** begin DATASET EXCERPTS **

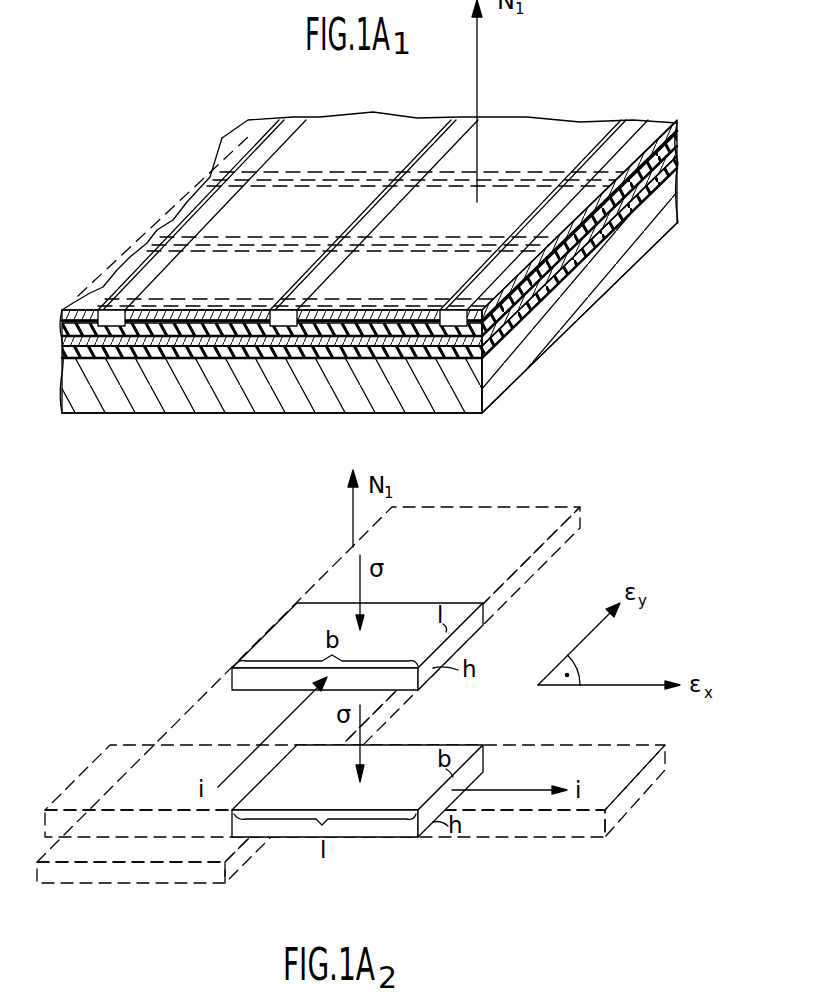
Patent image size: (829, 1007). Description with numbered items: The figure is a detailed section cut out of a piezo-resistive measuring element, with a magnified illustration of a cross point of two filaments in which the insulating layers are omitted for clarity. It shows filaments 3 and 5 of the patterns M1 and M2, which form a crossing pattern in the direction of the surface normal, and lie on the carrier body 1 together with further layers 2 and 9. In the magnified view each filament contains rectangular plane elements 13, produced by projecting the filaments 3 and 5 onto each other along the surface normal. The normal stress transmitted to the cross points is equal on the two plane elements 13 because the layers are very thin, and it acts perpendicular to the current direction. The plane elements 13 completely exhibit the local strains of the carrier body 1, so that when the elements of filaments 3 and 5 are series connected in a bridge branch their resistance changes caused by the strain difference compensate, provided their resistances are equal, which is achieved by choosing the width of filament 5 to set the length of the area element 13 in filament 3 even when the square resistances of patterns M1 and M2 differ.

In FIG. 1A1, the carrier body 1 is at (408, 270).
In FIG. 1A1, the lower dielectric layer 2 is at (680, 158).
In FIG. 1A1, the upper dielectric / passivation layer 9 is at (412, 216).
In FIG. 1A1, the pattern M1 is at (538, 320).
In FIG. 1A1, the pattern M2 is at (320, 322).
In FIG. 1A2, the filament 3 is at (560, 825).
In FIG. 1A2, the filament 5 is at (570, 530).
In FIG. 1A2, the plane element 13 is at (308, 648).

** end DATASET EXCERPTS **

**WHAT THE TASK ASKS**:
Update the rows above by replacing "measuring element" with "sensing element" wherever it occurs, changing nothing else, and leave the pictures out of your answer.

**ANSWER TO THE TASK**:
Patent image size: (829, 1007). Description with numbered items: The figure is a detailed section cut out of a piezo-resistive sensing element, with a magnified illustration of a cross point of two filaments in which the insulating layers are omitted for clarity. It shows filaments 3 and 5 of the patterns M1 and M2, which form a crossing pattern in the direction of the surface normal, and lie on the carrier body 1 together with further layers 2 and 9. In the magnified view each filament contains rectangular plane elements 13, produced by projecting the filaments 3 and 5 onto each other along the surface normal. The normal stress transmitted to the cross points is equal on the two plane elements 13 because the layers are very thin, and it acts perpendicular to the current direction. The plane elements 13 completely exhibit the local strains of the carrier body 1, so that when the elements of filaments 3 and 5 are series connected in a bridge branch their resistance changes caused by the strain difference compensate, provided their resistances are equal, which is achieved by choosing the width of filament 5 to set the length of the area element 13 in filament 3 even when the square resistances of patterns M1 and M2 differ.

In FIG. 1A1, the carrier body 1 is at (408, 270).
In FIG. 1A1, the lower dielectric layer 2 is at (680, 158).
In FIG. 1A1, the upper dielectric / passivation layer 9 is at (412, 216).
In FIG. 1A1, the pattern M1 is at (538, 320).
In FIG. 1A1, the pattern M2 is at (320, 322).
In FIG. 1A2, the filament 3 is at (560, 825).
In FIG. 1A2, the filament 5 is at (570, 530).
In FIG. 1A2, the plane element 13 is at (308, 648).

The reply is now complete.